AIM OF THE EXERCISE:
Using the listing below, copy every line that mentions "Total".
--- Begin ---
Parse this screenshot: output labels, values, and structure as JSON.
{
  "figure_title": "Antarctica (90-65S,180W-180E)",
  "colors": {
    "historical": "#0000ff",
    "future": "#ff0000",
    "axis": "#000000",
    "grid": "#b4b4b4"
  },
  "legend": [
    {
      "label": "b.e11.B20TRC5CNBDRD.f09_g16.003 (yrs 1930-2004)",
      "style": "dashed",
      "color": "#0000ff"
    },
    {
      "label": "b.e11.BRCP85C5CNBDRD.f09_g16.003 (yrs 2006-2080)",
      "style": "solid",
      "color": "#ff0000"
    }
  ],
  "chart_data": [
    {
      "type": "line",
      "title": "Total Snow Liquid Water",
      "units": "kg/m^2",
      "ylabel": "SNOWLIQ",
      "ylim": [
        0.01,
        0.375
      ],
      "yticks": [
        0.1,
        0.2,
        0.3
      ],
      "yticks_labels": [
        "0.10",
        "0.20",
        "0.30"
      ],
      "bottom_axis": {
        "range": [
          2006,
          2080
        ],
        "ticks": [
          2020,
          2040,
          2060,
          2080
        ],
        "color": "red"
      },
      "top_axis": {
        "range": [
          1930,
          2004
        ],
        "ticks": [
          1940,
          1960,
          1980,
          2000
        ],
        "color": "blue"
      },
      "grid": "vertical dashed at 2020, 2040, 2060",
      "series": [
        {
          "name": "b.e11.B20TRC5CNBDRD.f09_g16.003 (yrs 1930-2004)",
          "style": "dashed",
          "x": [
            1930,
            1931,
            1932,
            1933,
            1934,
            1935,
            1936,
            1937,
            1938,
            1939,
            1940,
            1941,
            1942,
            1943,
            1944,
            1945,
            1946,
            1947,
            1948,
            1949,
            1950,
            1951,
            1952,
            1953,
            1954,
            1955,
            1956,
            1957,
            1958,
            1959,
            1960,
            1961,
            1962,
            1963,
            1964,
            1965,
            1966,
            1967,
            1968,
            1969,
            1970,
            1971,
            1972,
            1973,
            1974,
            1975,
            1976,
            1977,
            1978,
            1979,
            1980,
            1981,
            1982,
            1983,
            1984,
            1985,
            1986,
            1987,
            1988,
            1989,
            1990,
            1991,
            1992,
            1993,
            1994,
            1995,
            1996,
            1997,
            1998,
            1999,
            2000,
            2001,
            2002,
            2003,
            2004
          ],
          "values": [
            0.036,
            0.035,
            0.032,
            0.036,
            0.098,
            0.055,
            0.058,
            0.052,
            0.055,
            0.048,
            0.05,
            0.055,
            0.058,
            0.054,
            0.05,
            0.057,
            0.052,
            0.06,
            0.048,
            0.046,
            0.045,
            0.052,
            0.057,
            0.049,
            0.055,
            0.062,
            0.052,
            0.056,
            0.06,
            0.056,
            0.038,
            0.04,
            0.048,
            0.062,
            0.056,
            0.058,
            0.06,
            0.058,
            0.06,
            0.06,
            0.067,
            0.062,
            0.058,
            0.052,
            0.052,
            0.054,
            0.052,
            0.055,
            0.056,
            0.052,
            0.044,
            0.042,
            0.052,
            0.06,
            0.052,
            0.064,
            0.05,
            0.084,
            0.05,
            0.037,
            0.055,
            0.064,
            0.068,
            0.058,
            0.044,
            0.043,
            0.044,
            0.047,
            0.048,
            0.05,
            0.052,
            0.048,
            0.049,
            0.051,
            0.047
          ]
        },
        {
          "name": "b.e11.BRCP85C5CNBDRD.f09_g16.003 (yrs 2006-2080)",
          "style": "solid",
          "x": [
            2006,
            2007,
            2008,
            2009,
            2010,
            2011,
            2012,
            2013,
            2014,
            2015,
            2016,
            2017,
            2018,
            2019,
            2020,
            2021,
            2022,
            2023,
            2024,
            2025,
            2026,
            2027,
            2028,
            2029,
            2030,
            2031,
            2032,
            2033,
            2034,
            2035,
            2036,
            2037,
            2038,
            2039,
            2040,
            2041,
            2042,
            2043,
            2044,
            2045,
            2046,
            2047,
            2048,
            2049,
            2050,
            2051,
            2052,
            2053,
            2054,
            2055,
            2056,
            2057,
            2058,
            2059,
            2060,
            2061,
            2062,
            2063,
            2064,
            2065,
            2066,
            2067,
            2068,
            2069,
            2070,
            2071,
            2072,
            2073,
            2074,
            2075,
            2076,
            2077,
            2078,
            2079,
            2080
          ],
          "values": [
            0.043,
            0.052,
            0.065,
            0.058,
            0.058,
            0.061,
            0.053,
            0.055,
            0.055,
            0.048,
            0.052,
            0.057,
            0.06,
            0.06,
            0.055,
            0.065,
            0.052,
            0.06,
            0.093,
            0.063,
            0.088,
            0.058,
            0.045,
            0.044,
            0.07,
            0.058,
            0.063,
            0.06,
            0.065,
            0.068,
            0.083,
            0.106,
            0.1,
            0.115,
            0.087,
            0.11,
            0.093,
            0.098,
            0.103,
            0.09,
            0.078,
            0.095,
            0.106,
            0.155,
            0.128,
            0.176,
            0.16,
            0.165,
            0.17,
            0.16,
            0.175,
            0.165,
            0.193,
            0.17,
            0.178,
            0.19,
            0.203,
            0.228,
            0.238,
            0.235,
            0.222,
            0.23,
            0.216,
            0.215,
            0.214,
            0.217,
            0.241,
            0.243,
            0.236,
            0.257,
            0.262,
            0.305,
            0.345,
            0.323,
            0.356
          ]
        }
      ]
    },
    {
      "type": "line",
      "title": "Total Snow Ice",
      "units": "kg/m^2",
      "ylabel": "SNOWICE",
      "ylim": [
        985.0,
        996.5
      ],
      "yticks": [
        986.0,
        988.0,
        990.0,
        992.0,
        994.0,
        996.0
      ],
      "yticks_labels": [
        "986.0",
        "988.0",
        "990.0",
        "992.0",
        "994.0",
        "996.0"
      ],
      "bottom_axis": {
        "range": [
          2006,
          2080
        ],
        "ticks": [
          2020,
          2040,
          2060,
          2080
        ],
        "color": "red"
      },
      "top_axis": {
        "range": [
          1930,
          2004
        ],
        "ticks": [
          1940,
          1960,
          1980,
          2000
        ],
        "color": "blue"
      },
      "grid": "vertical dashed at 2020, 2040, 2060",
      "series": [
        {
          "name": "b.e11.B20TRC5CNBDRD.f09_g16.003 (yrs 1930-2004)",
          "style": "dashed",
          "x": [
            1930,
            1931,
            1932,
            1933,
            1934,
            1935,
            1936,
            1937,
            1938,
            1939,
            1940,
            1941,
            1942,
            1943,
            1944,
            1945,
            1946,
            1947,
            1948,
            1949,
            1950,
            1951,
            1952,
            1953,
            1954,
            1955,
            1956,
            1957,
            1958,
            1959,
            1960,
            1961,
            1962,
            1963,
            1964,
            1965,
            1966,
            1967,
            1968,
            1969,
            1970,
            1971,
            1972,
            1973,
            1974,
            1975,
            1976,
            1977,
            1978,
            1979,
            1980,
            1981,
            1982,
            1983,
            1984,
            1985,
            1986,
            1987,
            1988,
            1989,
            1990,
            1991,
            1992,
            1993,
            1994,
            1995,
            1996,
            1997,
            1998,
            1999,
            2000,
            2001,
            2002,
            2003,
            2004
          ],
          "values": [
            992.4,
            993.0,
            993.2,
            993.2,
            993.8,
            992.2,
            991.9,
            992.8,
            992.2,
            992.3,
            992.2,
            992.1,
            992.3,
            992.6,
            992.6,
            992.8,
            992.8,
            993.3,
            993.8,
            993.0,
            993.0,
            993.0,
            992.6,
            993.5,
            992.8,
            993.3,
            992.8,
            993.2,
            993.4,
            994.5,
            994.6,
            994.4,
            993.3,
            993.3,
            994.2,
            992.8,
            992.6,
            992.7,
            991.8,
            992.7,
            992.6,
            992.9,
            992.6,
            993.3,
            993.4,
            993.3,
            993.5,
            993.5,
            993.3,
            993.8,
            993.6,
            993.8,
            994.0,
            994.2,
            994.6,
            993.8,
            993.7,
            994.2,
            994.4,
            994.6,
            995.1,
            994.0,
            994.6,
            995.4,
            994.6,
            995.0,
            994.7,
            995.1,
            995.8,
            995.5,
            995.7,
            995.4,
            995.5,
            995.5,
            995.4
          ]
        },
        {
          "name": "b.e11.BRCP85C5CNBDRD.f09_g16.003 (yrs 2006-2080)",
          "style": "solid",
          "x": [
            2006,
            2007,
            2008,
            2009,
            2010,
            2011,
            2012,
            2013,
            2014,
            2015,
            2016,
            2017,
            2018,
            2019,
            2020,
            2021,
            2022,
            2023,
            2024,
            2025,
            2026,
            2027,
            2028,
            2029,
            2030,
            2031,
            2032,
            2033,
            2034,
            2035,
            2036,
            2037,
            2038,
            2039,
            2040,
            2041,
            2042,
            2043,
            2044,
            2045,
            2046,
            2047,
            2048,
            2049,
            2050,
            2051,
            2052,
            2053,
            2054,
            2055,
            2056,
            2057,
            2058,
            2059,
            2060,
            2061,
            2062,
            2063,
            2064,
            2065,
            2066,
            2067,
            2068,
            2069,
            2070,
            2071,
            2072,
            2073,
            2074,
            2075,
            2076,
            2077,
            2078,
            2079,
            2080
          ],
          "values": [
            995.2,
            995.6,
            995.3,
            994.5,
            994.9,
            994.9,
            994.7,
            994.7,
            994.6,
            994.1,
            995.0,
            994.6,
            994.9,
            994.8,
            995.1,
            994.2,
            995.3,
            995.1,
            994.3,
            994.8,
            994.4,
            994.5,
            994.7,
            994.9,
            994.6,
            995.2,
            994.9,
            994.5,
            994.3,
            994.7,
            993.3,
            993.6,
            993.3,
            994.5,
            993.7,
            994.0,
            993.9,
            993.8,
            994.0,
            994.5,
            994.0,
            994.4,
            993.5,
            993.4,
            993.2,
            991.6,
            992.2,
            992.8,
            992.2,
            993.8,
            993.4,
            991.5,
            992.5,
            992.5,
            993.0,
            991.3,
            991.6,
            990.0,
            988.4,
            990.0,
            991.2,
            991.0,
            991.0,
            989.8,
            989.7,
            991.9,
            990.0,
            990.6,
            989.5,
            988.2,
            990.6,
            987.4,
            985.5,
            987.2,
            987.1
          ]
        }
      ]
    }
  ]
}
--- End ---
WORKED ANSWER:
      "title": "Total Snow Liquid Water",
      "title": "Total Snow Ice",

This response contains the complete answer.